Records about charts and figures
━━━━
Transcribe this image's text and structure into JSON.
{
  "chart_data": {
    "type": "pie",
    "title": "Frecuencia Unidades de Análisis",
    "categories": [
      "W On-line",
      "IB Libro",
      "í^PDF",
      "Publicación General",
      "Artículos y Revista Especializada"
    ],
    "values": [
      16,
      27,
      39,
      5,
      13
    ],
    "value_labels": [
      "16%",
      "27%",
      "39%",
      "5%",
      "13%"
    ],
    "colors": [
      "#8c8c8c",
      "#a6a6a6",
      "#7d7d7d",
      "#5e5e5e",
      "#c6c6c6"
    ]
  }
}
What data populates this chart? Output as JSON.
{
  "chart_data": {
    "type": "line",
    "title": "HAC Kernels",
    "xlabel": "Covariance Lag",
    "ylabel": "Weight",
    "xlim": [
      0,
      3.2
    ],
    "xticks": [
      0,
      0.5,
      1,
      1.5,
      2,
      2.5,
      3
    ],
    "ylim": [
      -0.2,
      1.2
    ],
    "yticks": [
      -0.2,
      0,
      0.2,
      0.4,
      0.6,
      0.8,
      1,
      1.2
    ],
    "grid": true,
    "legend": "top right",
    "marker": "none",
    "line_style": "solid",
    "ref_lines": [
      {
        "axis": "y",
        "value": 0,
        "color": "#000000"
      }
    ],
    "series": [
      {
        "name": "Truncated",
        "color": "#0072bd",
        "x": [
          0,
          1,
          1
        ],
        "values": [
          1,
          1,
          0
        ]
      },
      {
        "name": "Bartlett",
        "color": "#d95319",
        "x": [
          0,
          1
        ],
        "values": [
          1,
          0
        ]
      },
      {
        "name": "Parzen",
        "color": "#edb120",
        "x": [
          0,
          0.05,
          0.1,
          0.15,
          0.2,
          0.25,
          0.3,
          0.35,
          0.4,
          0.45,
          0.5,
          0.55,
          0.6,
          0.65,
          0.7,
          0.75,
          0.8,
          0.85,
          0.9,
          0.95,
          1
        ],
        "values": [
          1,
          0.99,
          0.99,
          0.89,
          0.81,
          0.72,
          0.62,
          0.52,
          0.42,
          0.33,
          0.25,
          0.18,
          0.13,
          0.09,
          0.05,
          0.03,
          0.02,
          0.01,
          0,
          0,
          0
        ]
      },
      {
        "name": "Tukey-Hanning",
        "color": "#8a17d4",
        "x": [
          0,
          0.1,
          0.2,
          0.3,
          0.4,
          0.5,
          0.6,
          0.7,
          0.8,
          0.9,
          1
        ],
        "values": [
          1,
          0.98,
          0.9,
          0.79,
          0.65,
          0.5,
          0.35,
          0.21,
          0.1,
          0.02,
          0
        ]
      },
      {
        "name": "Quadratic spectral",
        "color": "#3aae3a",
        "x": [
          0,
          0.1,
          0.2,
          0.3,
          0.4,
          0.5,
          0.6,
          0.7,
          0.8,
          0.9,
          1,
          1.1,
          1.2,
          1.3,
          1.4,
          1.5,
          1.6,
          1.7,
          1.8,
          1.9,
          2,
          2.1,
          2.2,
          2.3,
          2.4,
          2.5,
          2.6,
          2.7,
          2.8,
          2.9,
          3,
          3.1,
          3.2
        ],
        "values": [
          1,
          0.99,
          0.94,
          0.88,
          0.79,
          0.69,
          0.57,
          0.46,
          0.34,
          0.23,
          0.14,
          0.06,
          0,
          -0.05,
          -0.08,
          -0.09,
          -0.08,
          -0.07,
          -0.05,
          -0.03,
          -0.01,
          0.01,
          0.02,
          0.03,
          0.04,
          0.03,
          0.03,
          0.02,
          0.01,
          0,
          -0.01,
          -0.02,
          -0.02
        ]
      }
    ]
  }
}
━━━━
▶ **What to produce**
Return all of the entries word for word.

▶ **Full output**
Transcribe this image's text and structure into JSON.
{
  "chart_data": {
    "type": "pie",
    "title": "Frecuencia Unidades de Análisis",
    "categories": [
      "W On-line",
      "IB Libro",
      "í^PDF",
      "Publicación General",
      "Artículos y Revista Especializada"
    ],
    "values": [
      16,
      27,
      39,
      5,
      13
    ],
    "value_labels": [
      "16%",
      "27%",
      "39%",
      "5%",
      "13%"
    ],
    "colors": [
      "#8c8c8c",
      "#a6a6a6",
      "#7d7d7d",
      "#5e5e5e",
      "#c6c6c6"
    ]
  }
}
What data populates this chart? Output as JSON.
{
  "chart_data": {
    "type": "line",
    "title": "HAC Kernels",
    "xlabel": "Covariance Lag",
    "ylabel": "Weight",
    "xlim": [
      0,
      3.2
    ],
    "xticks": [
      0,
      0.5,
      1,
      1.5,
      2,
      2.5,
      3
    ],
    "ylim": [
      -0.2,
      1.2
    ],
    "yticks": [
      -0.2,
      0,
      0.2,
      0.4,
      0.6,
      0.8,
      1,
      1.2
    ],
    "grid": true,
    "legend": "top right",
    "marker": "none",
    "line_style": "solid",
    "ref_lines": [
      {
        "axis": "y",
        "value": 0,
        "color": "#000000"
      }
    ],
    "series": [
      {
        "name": "Truncated",
        "color": "#0072bd",
        "x": [
          0,
          1,
          1
        ],
        "values": [
          1,
          1,
          0
        ]
      },
      {
        "name": "Bartlett",
        "color": "#d95319",
        "x": [
          0,
          1
        ],
        "values": [
          1,
          0
        ]
      },
      {
        "name": "Parzen",
        "color": "#edb120",
        "x": [
          0,
          0.05,
          0.1,
          0.15,
          0.2,
          0.25,
          0.3,
          0.35,
          0.4,
          0.45,
          0.5,
          0.55,
          0.6,
          0.65,
          0.7,
          0.75,
          0.8,
          0.85,
          0.9,
          0.95,
          1
        ],
        "values": [
          1,
          0.99,
          0.99,
          0.89,
          0.81,
          0.72,
          0.62,
          0.52,
          0.42,
          0.33,
          0.25,
          0.18,
          0.13,
          0.09,
          0.05,
          0.03,
          0.02,
          0.01,
          0,
          0,
          0
        ]
      },
      {
        "name": "Tukey-Hanning",
        "color": "#8a17d4",
        "x": [
          0,
          0.1,
          0.2,
          0.3,
          0.4,
          0.5,
          0.6,
          0.7,
          0.8,
          0.9,
          1
        ],
        "values": [
          1,
          0.98,
          0.9,
          0.79,
          0.65,
          0.5,
          0.35,
          0.21,
          0.1,
          0.02,
          0
        ]
      },
      {
        "name": "Quadratic spectral",
        "color": "#3aae3a",
        "x": [
          0,
          0.1,
          0.2,
          0.3,
          0.4,
          0.5,
          0.6,
          0.7,
          0.8,
          0.9,
          1,
          1.1,
          1.2,
          1.3,
          1.4,
          1.5,
          1.6,
          1.7,
          1.8,
          1.9,
          2,
          2.1,
          2.2,
          2.3,
          2.4,
          2.5,
          2.6,
          2.7,
          2.8,
          2.9,
          3,
          3.1,
          3.2
        ],
        "values": [
          1,
          0.99,
          0.94,
          0.88,
          0.79,
          0.69,
          0.57,
          0.46,
          0.34,
          0.23,
          0.14,
          0.06,
          0,
          -0.05,
          -0.08,
          -0.09,
          -0.08,
          -0.07,
          -0.05,
          -0.03,
          -0.01,
          0.01,
          0.02,
          0.03,
          0.04,
          0.03,
          0.03,
          0.02,
          0.01,
          0,
          -0.01,
          -0.02,
          -0.02
        ]
      }
    ]
  }
}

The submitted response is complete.